## Begin

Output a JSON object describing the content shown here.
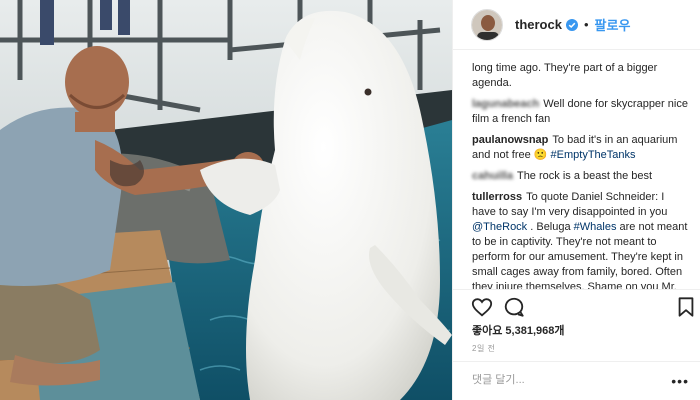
{
  "post": {
    "username": "therock",
    "follow_label": "팔로우",
    "separator": "•"
  },
  "comments": [
    {
      "user": "",
      "text": "long time ago. They're part of a bigger agenda."
    },
    {
      "user": "lagunabeach",
      "text": "Well done for skycrapper nice film a french fan"
    },
    {
      "user": "paulanowsnap",
      "text": "To bad it's in an aquarium and not free 🙁 ",
      "tag": "#EmptyTheTanks"
    },
    {
      "user": "cahuilla",
      "text": "The rock is a beast the best"
    },
    {
      "user": "tullerross",
      "text_a": "To quote Daniel Schneider: I have to say I'm very disappointed in you ",
      "mention": "@TheRock",
      "text_b": " . Beluga ",
      "tag": "#Whales",
      "text_c": " are not meant to be in captivity. They're not meant to perform for our amusement. They're kept in small cages away from family, bored. Often they injure themselves. Shame on you Mr. Dwayne Johnson"
    }
  ],
  "stats": {
    "likes_label": "좋아요 5,381,968개",
    "time_ago": "2일 전"
  },
  "comment_input": {
    "placeholder": "댓글 달기..."
  },
  "icons": {
    "like": "heart-icon",
    "comment": "comment-bubble-icon",
    "save": "bookmark-icon",
    "verified": "verified-badge-icon",
    "more": "more-options-icon"
  },
  "colors": {
    "link": "#003569",
    "follow": "#3897f0",
    "verified": "#3897f0",
    "water": "#1f6f8a"
  }
}
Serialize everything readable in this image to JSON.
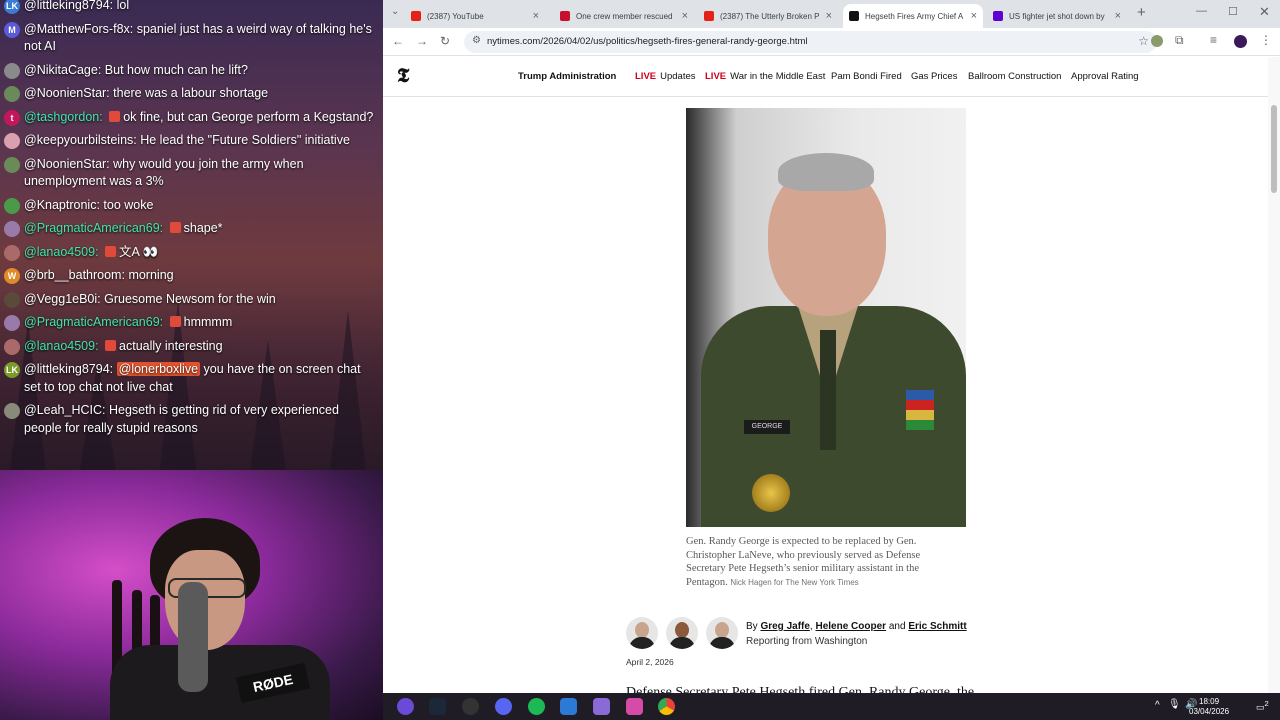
{
  "chat": {
    "messages": [
      {
        "user": "@littleking8794:",
        "text": "lol",
        "avatar_color": "#3a7bd5",
        "avatar_letter": "LK"
      },
      {
        "user": "@MatthewFors-f8x:",
        "text": "spaniel just has a weird way of talking he's not AI",
        "avatar_color": "#5b5bd6",
        "avatar_letter": "M"
      },
      {
        "user": "@NikitaCage:",
        "text": "But how much can he lift?",
        "avatar_color": "#8a8a8a",
        "avatar_letter": ""
      },
      {
        "user": "@NoonienStar:",
        "text": "there was a labour shortage",
        "avatar_color": "#6a8a5a",
        "avatar_letter": ""
      },
      {
        "user": "@tashgordon:",
        "text": "ok fine, but can George perform a Kegstand?",
        "avatar_color": "#c2185b",
        "avatar_letter": "t",
        "green": true,
        "emote": true
      },
      {
        "user": "@keepyourbilsteins:",
        "text": "He lead the \"Future Soldiers\" initiative",
        "avatar_color": "#d9a0b0",
        "avatar_letter": ""
      },
      {
        "user": "@NoonienStar:",
        "text": "why would you join the army when unemployment was a 3%",
        "avatar_color": "#6a8a5a",
        "avatar_letter": ""
      },
      {
        "user": "@Knaptronic:",
        "text": "too woke",
        "avatar_color": "#4a9a4a",
        "avatar_letter": ""
      },
      {
        "user": "@PragmaticAmerican69:",
        "text": "shape*",
        "avatar_color": "#9a7aaa",
        "avatar_letter": "",
        "green": true,
        "emote": true
      },
      {
        "user": "@lanao4509:",
        "text": "文A 👀",
        "avatar_color": "#aa6a6a",
        "avatar_letter": "",
        "green": true,
        "emote": true
      },
      {
        "user": "@brb__bathroom:",
        "text": "morning",
        "avatar_color": "#e08a2a",
        "avatar_letter": "W"
      },
      {
        "user": "@Vegg1eB0i:",
        "text": "Gruesome Newsom for the win",
        "avatar_color": "#5a4a3a",
        "avatar_letter": ""
      },
      {
        "user": "@PragmaticAmerican69:",
        "text": "hmmmm",
        "avatar_color": "#9a7aaa",
        "avatar_letter": "",
        "green": true,
        "emote": true
      },
      {
        "user": "@lanao4509:",
        "text": "actually interesting",
        "avatar_color": "#aa6a6a",
        "avatar_letter": "",
        "green": true,
        "emote": true
      },
      {
        "user": "@littleking8794:",
        "mention": "@lonerboxlive",
        "text": "you have the on screen chat set to top chat not live chat",
        "avatar_color": "#7a9a2a",
        "avatar_letter": "LK"
      },
      {
        "user": "@Leah_HCIC:",
        "text": "Hegseth is getting rid of very experienced people for really stupid reasons",
        "avatar_color": "#8a8a7a",
        "avatar_letter": ""
      }
    ]
  },
  "webcam": {
    "mic_brand": "RØDE"
  },
  "browser": {
    "tabs": [
      {
        "title": "(2387) YouTube",
        "icon": "youtube-icon",
        "color": "#e62117"
      },
      {
        "title": "One crew member rescued",
        "icon": "news-icon",
        "color": "#c8102e"
      },
      {
        "title": "(2387) The Utterly Broken P",
        "icon": "youtube-icon",
        "color": "#e62117"
      },
      {
        "title": "Hegseth Fires Army Chief A",
        "icon": "nyt-icon",
        "color": "#121212",
        "active": true
      },
      {
        "title": "US fighter jet shot down by",
        "icon": "yahoo-icon",
        "color": "#5f01d1"
      }
    ],
    "url": "nytimes.com/2026/04/02/us/politics/hegseth-fires-general-randy-george.html"
  },
  "article": {
    "logo": "𝕿",
    "nav": {
      "section": "Trump Administration",
      "live_label": "LIVE",
      "live_1": "Updates",
      "live_2": "War in the Middle East",
      "item_1": "Pam Bondi Fired",
      "item_2": "Gas Prices",
      "item_3": "Ballroom Construction",
      "item_4": "Approval Rating"
    },
    "photo_nametag": "GEORGE",
    "caption": "Gen. Randy George is expected to be replaced by Gen. Christopher LaNeve, who previously served as Defense Secretary Pete Hegseth’s senior military assistant in the Pentagon.",
    "credit": "Nick Hagen for The New York Times",
    "byline_prefix": "By",
    "authors": [
      "Greg Jaffe",
      "Helene Cooper",
      "Eric Schmitt"
    ],
    "byline_sep": ",",
    "byline_and": "and",
    "location": "Reporting from Washington",
    "date": "April 2, 2026",
    "lede": "Defense Secretary Pete Hegseth fired Gen. Randy George, the"
  },
  "taskbar": {
    "time": "18:09",
    "date": "03/04/2026",
    "notifications": "2"
  }
}
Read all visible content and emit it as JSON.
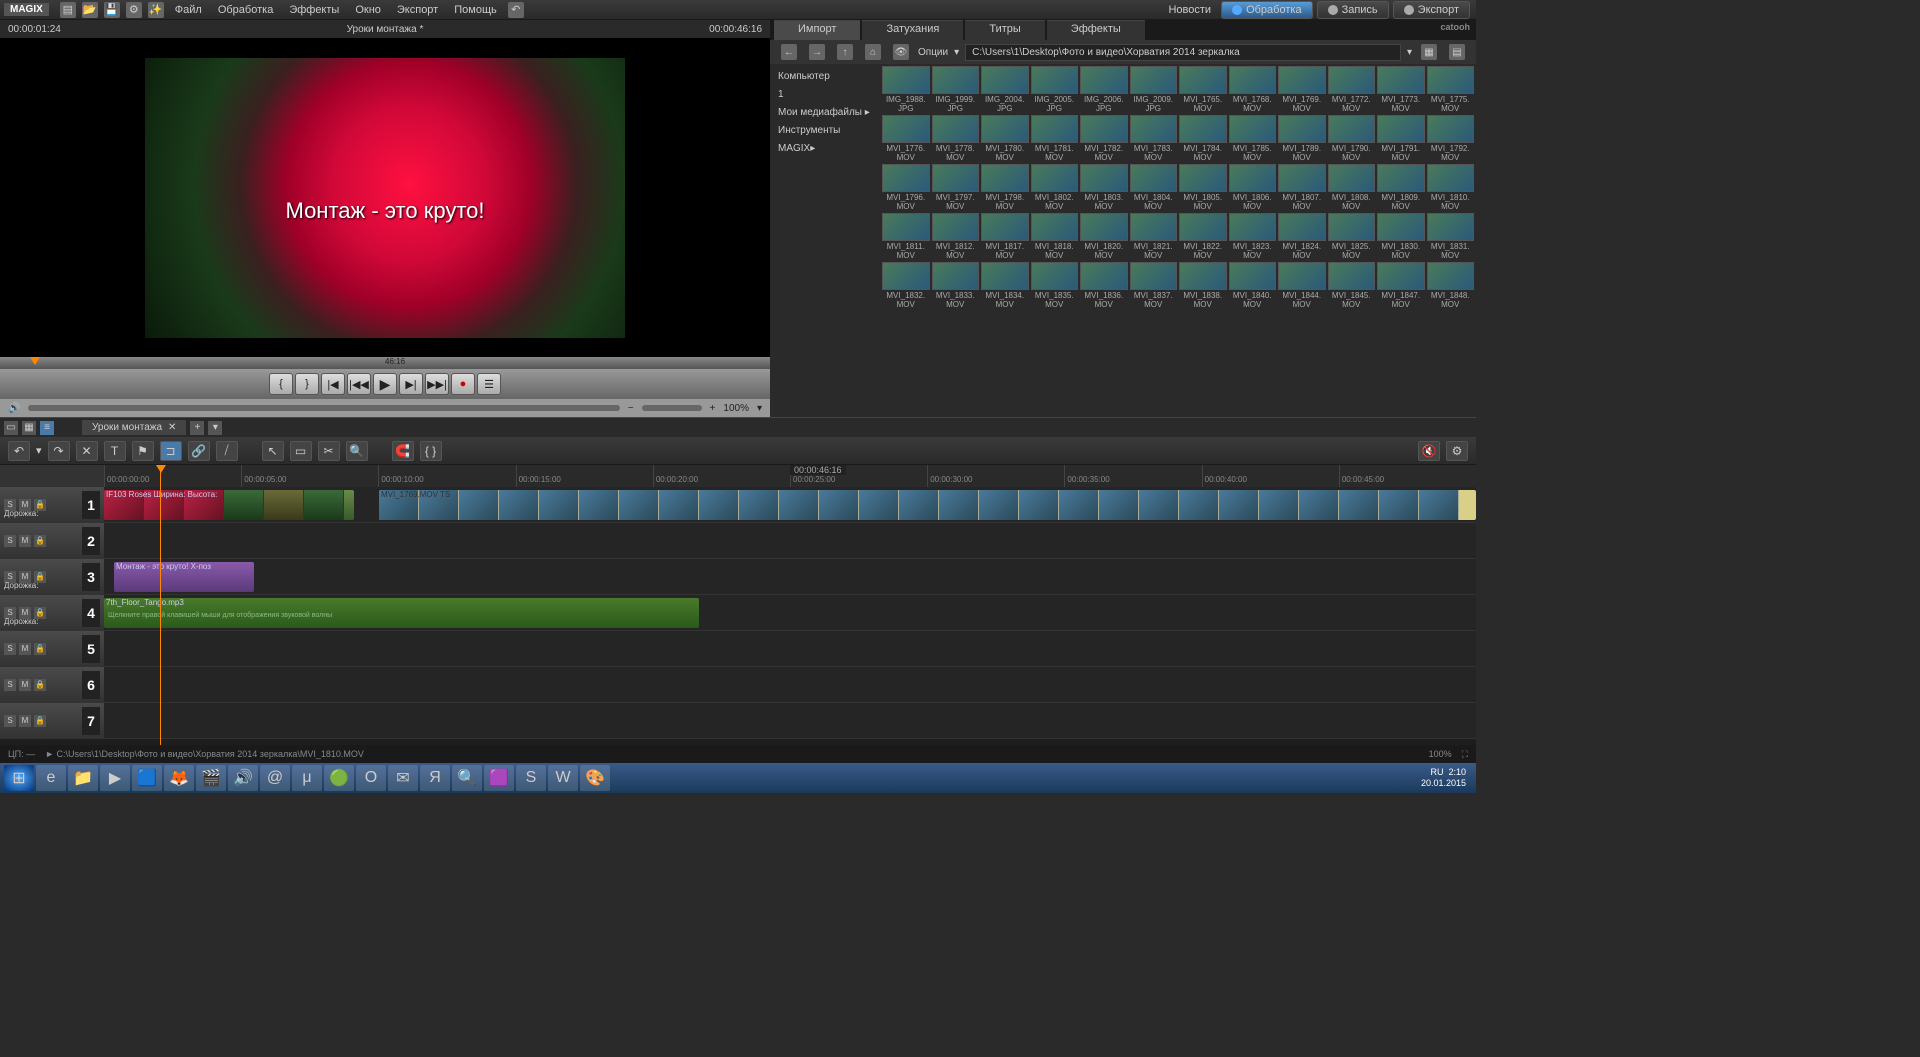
{
  "app": {
    "logo": "MAGIX"
  },
  "menu": [
    "Файл",
    "Обработка",
    "Эффекты",
    "Окно",
    "Экспорт",
    "Помощь"
  ],
  "top_right": {
    "news": "Новости",
    "edit": "Обработка",
    "record": "Запись",
    "export": "Экспорт"
  },
  "preview": {
    "timecode_left": "00:00:01:24",
    "title": "Уроки монтажа *",
    "timecode_right": "00:00:46:16",
    "overlay": "Монтаж - это круто!",
    "scrub_label": "46:16",
    "zoom_pct": "100%"
  },
  "media": {
    "tabs": [
      "Импорт",
      "Затухания",
      "Титры",
      "Эффекты"
    ],
    "options": "Опции",
    "path": "C:\\Users\\1\\Desktop\\Фото и видео\\Хорватия 2014 зеркалка",
    "tree": {
      "computer": "Компьютер",
      "one": "1",
      "myfiles": "Мои медиафайлы",
      "tools": "Инструменты MAGIX"
    },
    "files": [
      {
        "n": "IMG_1988.",
        "e": "JPG"
      },
      {
        "n": "IMG_1999.",
        "e": "JPG"
      },
      {
        "n": "IMG_2004.",
        "e": "JPG"
      },
      {
        "n": "IMG_2005.",
        "e": "JPG"
      },
      {
        "n": "IMG_2006.",
        "e": "JPG"
      },
      {
        "n": "IMG_2009.",
        "e": "JPG"
      },
      {
        "n": "MVI_1765.",
        "e": "MOV"
      },
      {
        "n": "MVI_1768.",
        "e": "MOV"
      },
      {
        "n": "MVI_1769.",
        "e": "MOV"
      },
      {
        "n": "MVI_1772.",
        "e": "MOV"
      },
      {
        "n": "MVI_1773.",
        "e": "MOV"
      },
      {
        "n": "MVI_1775.",
        "e": "MOV"
      },
      {
        "n": "MVI_1776.",
        "e": "MOV"
      },
      {
        "n": "MVI_1778.",
        "e": "MOV"
      },
      {
        "n": "MVI_1780.",
        "e": "MOV"
      },
      {
        "n": "MVI_1781.",
        "e": "MOV"
      },
      {
        "n": "MVI_1782.",
        "e": "MOV"
      },
      {
        "n": "MVI_1783.",
        "e": "MOV"
      },
      {
        "n": "MVI_1784.",
        "e": "MOV"
      },
      {
        "n": "MVI_1785.",
        "e": "MOV"
      },
      {
        "n": "MVI_1789.",
        "e": "MOV"
      },
      {
        "n": "MVI_1790.",
        "e": "MOV"
      },
      {
        "n": "MVI_1791.",
        "e": "MOV"
      },
      {
        "n": "MVI_1792.",
        "e": "MOV"
      },
      {
        "n": "MVI_1796.",
        "e": "MOV"
      },
      {
        "n": "MVI_1797.",
        "e": "MOV"
      },
      {
        "n": "MVI_1798.",
        "e": "MOV"
      },
      {
        "n": "MVI_1802.",
        "e": "MOV"
      },
      {
        "n": "MVI_1803.",
        "e": "MOV"
      },
      {
        "n": "MVI_1804.",
        "e": "MOV"
      },
      {
        "n": "MVI_1805.",
        "e": "MOV"
      },
      {
        "n": "MVI_1806.",
        "e": "MOV"
      },
      {
        "n": "MVI_1807.",
        "e": "MOV"
      },
      {
        "n": "MVI_1808.",
        "e": "MOV"
      },
      {
        "n": "MVI_1809.",
        "e": "MOV"
      },
      {
        "n": "MVI_1810.",
        "e": "MOV"
      },
      {
        "n": "MVI_1811.",
        "e": "MOV"
      },
      {
        "n": "MVI_1812.",
        "e": "MOV"
      },
      {
        "n": "MVI_1817.",
        "e": "MOV"
      },
      {
        "n": "MVI_1818.",
        "e": "MOV"
      },
      {
        "n": "MVI_1820.",
        "e": "MOV"
      },
      {
        "n": "MVI_1821.",
        "e": "MOV"
      },
      {
        "n": "MVI_1822.",
        "e": "MOV"
      },
      {
        "n": "MVI_1823.",
        "e": "MOV"
      },
      {
        "n": "MVI_1824.",
        "e": "MOV"
      },
      {
        "n": "MVI_1825.",
        "e": "MOV"
      },
      {
        "n": "MVI_1830.",
        "e": "MOV"
      },
      {
        "n": "MVI_1831.",
        "e": "MOV"
      },
      {
        "n": "MVI_1832.",
        "e": "MOV"
      },
      {
        "n": "MVI_1833.",
        "e": "MOV"
      },
      {
        "n": "MVI_1834.",
        "e": "MOV"
      },
      {
        "n": "MVI_1835.",
        "e": "MOV"
      },
      {
        "n": "MVI_1836.",
        "e": "MOV"
      },
      {
        "n": "MVI_1837.",
        "e": "MOV"
      },
      {
        "n": "MVI_1838.",
        "e": "MOV"
      },
      {
        "n": "MVI_1840.",
        "e": "MOV"
      },
      {
        "n": "MVI_1844.",
        "e": "MOV"
      },
      {
        "n": "MVI_1845.",
        "e": "MOV"
      },
      {
        "n": "MVI_1847.",
        "e": "MOV"
      },
      {
        "n": "MVI_1848.",
        "e": "MOV"
      }
    ]
  },
  "project_tab": "Уроки монтажа",
  "timeline": {
    "duration": "00:00:46:16",
    "ticks": [
      "00:00:00:00",
      "00:00:05:00",
      "00:00:10:00",
      "00:00:15:00",
      "00:00:20:00",
      "00:00:25:00",
      "00:00:30:00",
      "00:00:35:00",
      "00:00:40:00",
      "00:00:45:00"
    ],
    "tracks": [
      {
        "num": "1",
        "label": "Дорожка:"
      },
      {
        "num": "2",
        "label": ""
      },
      {
        "num": "3",
        "label": "Дорожка:"
      },
      {
        "num": "4",
        "label": "Дорожка:"
      },
      {
        "num": "5",
        "label": ""
      },
      {
        "num": "6",
        "label": ""
      },
      {
        "num": "7",
        "label": ""
      }
    ],
    "clip1_label": "IF103 Roses Ширина: Высота:",
    "clip2_label": "MVI_1769.MOV TS",
    "clip3_label": "Монтаж - это круто!  X-поз",
    "clip4_label": "7th_Floor_Tango.mp3",
    "clip4_hint": "Щелкните правой клавишей мыши для отображения звуковой волны"
  },
  "status": {
    "cp": "ЦП: —",
    "path": "► C:\\Users\\1\\Desktop\\Фото и видео\\Хорватия 2014 зеркалка\\MVI_1810.MOV",
    "zoom": "100%"
  },
  "taskbar": {
    "lang": "RU",
    "time": "2:10",
    "date": "20.01.2015"
  }
}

## End

## Written exercise
Pull out each line of the entries that contains "монтажа".

## Full output
    "title": "Уроки монтажа *",
  "project_tab": "Уроки монтажа",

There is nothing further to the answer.